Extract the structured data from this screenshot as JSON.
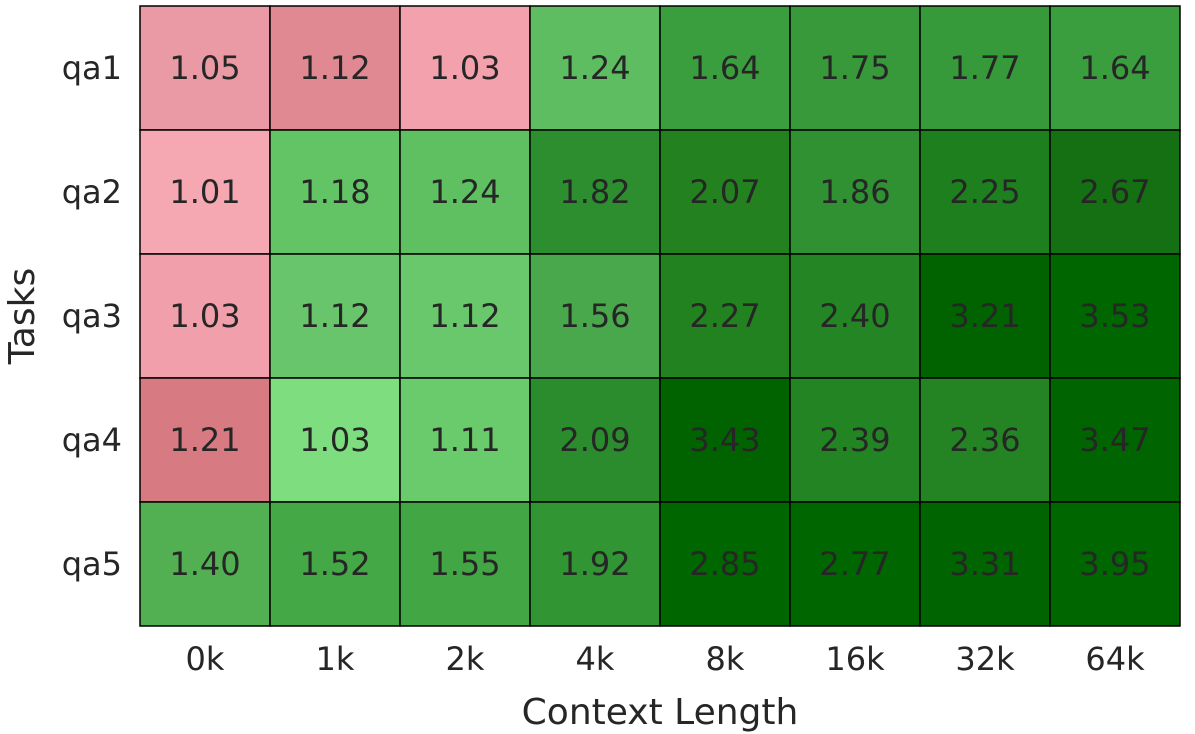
{
  "chart_data": {
    "type": "heatmap",
    "xlabel": "Context Length",
    "ylabel": "Tasks",
    "x_categories": [
      "0k",
      "1k",
      "2k",
      "4k",
      "8k",
      "16k",
      "32k",
      "64k"
    ],
    "y_categories": [
      "qa1",
      "qa2",
      "qa3",
      "qa4",
      "qa5"
    ],
    "values": [
      [
        1.05,
        1.12,
        1.03,
        1.24,
        1.64,
        1.75,
        1.77,
        1.64
      ],
      [
        1.01,
        1.18,
        1.24,
        1.82,
        2.07,
        1.86,
        2.25,
        2.67
      ],
      [
        1.03,
        1.12,
        1.12,
        1.56,
        2.27,
        2.4,
        3.21,
        3.53
      ],
      [
        1.21,
        1.03,
        1.11,
        2.09,
        3.43,
        2.39,
        2.36,
        3.47
      ],
      [
        1.4,
        1.52,
        1.55,
        1.92,
        2.85,
        2.77,
        3.31,
        3.95
      ]
    ],
    "labels": [
      [
        "1.05",
        "1.12",
        "1.03",
        "1.24",
        "1.64",
        "1.75",
        "1.77",
        "1.64"
      ],
      [
        "1.01",
        "1.18",
        "1.24",
        "1.82",
        "2.07",
        "1.86",
        "2.25",
        "2.67"
      ],
      [
        "1.03",
        "1.12",
        "1.12",
        "1.56",
        "2.27",
        "2.40",
        "3.21",
        "3.53"
      ],
      [
        "1.21",
        "1.03",
        "1.11",
        "2.09",
        "3.43",
        "2.39",
        "2.36",
        "3.47"
      ],
      [
        "1.40",
        "1.52",
        "1.55",
        "1.92",
        "2.85",
        "2.77",
        "3.31",
        "3.95"
      ]
    ],
    "cell_colors": [
      [
        "#ea9aa5",
        "#e08992",
        "#f3a2ad",
        "#5fbd61",
        "#3b9e3e",
        "#37993a",
        "#379a3a",
        "#3b9e3e"
      ],
      [
        "#f6a8b2",
        "#62c465",
        "#5ec061",
        "#2d8e30",
        "#23821f",
        "#2f9132",
        "#1e7f1e",
        "#156f13"
      ],
      [
        "#f1a0ab",
        "#69c56b",
        "#6ac86c",
        "#49a84b",
        "#22821f",
        "#248524",
        "#006300",
        "#006600"
      ],
      [
        "#d77a82",
        "#7ddd7f",
        "#6acb6c",
        "#2b8c2e",
        "#006300",
        "#238423",
        "#248424",
        "#006400"
      ],
      [
        "#52b053",
        "#45a847",
        "#42a644",
        "#309532",
        "#006600",
        "#006600",
        "#006400",
        "#006600"
      ]
    ],
    "grid": true,
    "legend": "none"
  }
}
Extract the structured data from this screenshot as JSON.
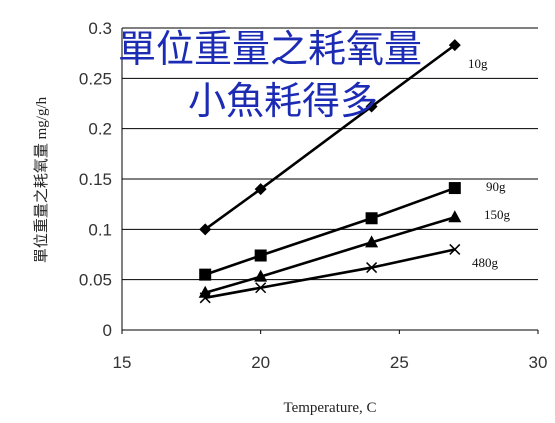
{
  "chart_data": {
    "type": "line",
    "title": "",
    "overlay_text": [
      "單位重量之耗氧量",
      "小魚耗得多"
    ],
    "xlabel": "Temperature, C",
    "ylabel": "單位重量之耗氧量 mg/g/h",
    "xlim": [
      15,
      30
    ],
    "ylim": [
      0,
      0.3
    ],
    "x_ticks": [
      "15",
      "20",
      "25",
      "30"
    ],
    "y_ticks": [
      "0",
      "0.05",
      "0.1",
      "0.15",
      "0.2",
      "0.25",
      "0.3"
    ],
    "grid": "horizontal",
    "legend": "none (series labeled at line ends)",
    "series": [
      {
        "name": "10g",
        "marker": "diamond",
        "x": [
          18,
          20,
          24,
          27
        ],
        "values": [
          0.1,
          0.14,
          0.222,
          0.283
        ]
      },
      {
        "name": "90g",
        "marker": "square",
        "x": [
          18,
          20,
          24,
          27
        ],
        "values": [
          0.055,
          0.074,
          0.111,
          0.141
        ]
      },
      {
        "name": "150g",
        "marker": "triangle",
        "x": [
          18,
          20,
          24,
          27
        ],
        "values": [
          0.037,
          0.053,
          0.087,
          0.112
        ]
      },
      {
        "name": "480g",
        "marker": "cross",
        "x": [
          18,
          20,
          24,
          27
        ],
        "values": [
          0.032,
          0.042,
          0.062,
          0.08
        ]
      }
    ],
    "colors": {
      "line": "#000000",
      "grid": "#000000",
      "overlay_text": "#1c2bb4"
    }
  }
}
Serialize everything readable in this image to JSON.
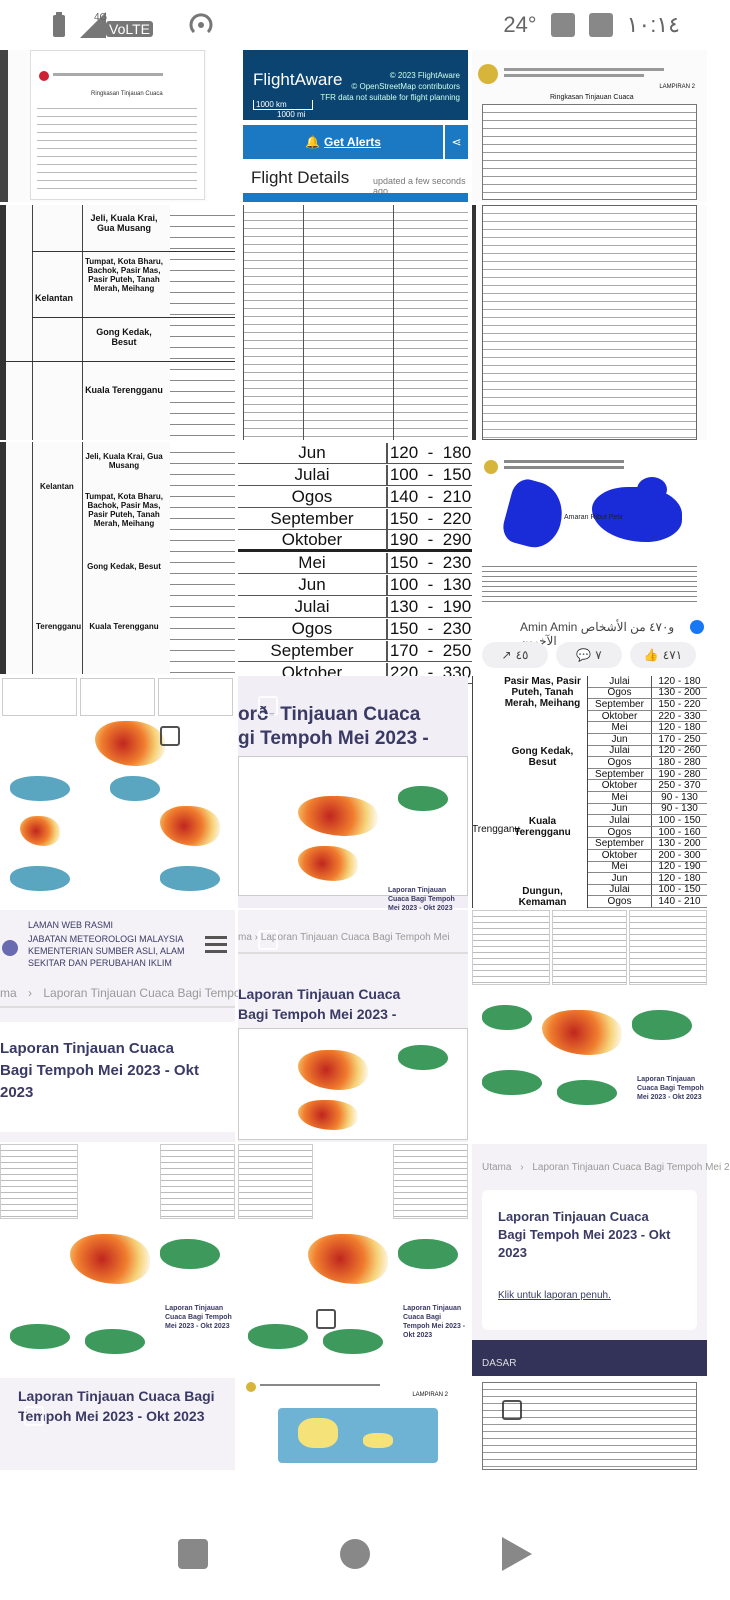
= = =
YOUR TASK:
Can you restate all the records above word for word while dropping the pictures?

COMPLETED TASK:
Extract the structured data from this screenshot as JSON.
{
  "chart_data": {
    "type": "heatmap",
    "xlabel": "Context Length",
    "ylabel": "Tasks",
    "x_categories": [
      "0k",
      "1k",
      "2k",
      "4k",
      "8k",
      "16k",
      "32k",
      "64k"
    ],
    "y_categories": [
      "qa1",
      "qa2",
      "qa3",
      "qa4",
      "qa5"
    ],
    "values": [
      [
        1.05,
        1.12,
        1.03,
        1.24,
        1.64,
        1.75,
        1.77,
        1.64
      ],
      [
        1.01,
        1.18,
        1.24,
        1.82,
        2.07,
        1.86,
        2.25,
        2.67
      ],
      [
        1.03,
        1.12,
        1.12,
        1.56,
        2.27,
        2.4,
        3.21,
        3.53
      ],
      [
        1.21,
        1.03,
        1.11,
        2.09,
        3.43,
        2.39,
        2.36,
        3.47
      ],
      [
        1.4,
        1.52,
        1.55,
        1.92,
        2.85,
        2.77,
        3.31,
        3.95
      ]
    ],
    "labels": [
      [
        "1.05",
        "1.12",
        "1.03",
        "1.24",
        "1.64",
        "1.75",
        "1.77",
        "1.64"
      ],
      [
        "1.01",
        "1.18",
        "1.24",
        "1.82",
        "2.07",
        "1.86",
        "2.25",
        "2.67"
      ],
      [
        "1.03",
        "1.12",
        "1.12",
        "1.56",
        "2.27",
        "2.40",
        "3.21",
        "3.53"
      ],
      [
        "1.21",
        "1.03",
        "1.11",
        "2.09",
        "3.43",
        "2.39",
        "2.36",
        "3.47"
      ],
      [
        "1.40",
        "1.52",
        "1.55",
        "1.92",
        "2.85",
        "2.77",
        "3.31",
        "3.95"
      ]
    ],
    "cell_colors": [
      [
        "#ea9aa5",
        "#e08992",
        "#f3a2ad",
        "#5fbd61",
        "#3b9e3e",
        "#37993a",
        "#379a3a",
        "#3b9e3e"
      ],
      [
        "#f6a8b2",
        "#62c465",
        "#5ec061",
        "#2d8e30",
        "#23821f",
        "#2f9132",
        "#1e7f1e",
        "#156f13"
      ],
      [
        "#f1a0ab",
        "#69c56b",
        "#6ac86c",
        "#49a84b",
        "#22821f",
        "#248524",
        "#006300",
        "#006600"
      ],
      [
        "#d77a82",
        "#7ddd7f",
        "#6acb6c",
        "#2b8c2e",
        "#006300",
        "#238423",
        "#248424",
        "#006400"
      ],
      [
        "#52b053",
        "#45a847",
        "#42a644",
        "#309532",
        "#006600",
        "#006600",
        "#006400",
        "#006600"
      ]
    ],
    "grid": true,
    "legend": "none"
  }
}
Extract the structured data from this screenshot as JSON.
{
  "chart_data": {
    "type": "line",
    "title": "",
    "overlay_text": [
      "單位重量之耗氧量",
      "小魚耗得多"
    ],
    "xlabel": "Temperature, C",
    "ylabel": "單位重量之耗氧量 mg/g/h",
    "xlim": [
      15,
      30
    ],
    "ylim": [
      0,
      0.3
    ],
    "x_ticks": [
      "15",
      "20",
      "25",
      "30"
    ],
    "y_ticks": [
      "0",
      "0.05",
      "0.1",
      "0.15",
      "0.2",
      "0.25",
      "0.3"
    ],
    "grid": "horizontal",
    "legend": "none (series labeled at line ends)",
    "series": [
      {
        "name": "10g",
        "marker": "diamond",
        "x": [
          18,
          20,
          24,
          27
        ],
        "values": [
          0.1,
          0.14,
          0.222,
          0.283
        ]
      },
      {
        "name": "90g",
        "marker": "square",
        "x": [
          18,
          20,
          24,
          27
        ],
        "values": [
          0.055,
          0.074,
          0.111,
          0.141
        ]
      },
      {
        "name": "150g",
        "marker": "triangle",
        "x": [
          18,
          20,
          24,
          27
        ],
        "values": [
          0.037,
          0.053,
          0.087,
          0.112
        ]
      },
      {
        "name": "480g",
        "marker": "cross",
        "x": [
          18,
          20,
          24,
          27
        ],
        "values": [
          0.032,
          0.042,
          0.062,
          0.08
        ]
      }
    ],
    "colors": {
      "line": "#000000",
      "grid": "#000000",
      "overlay_text": "#1c2bb4"
    }
  }
}
Serialize everything readable in this image to JSON.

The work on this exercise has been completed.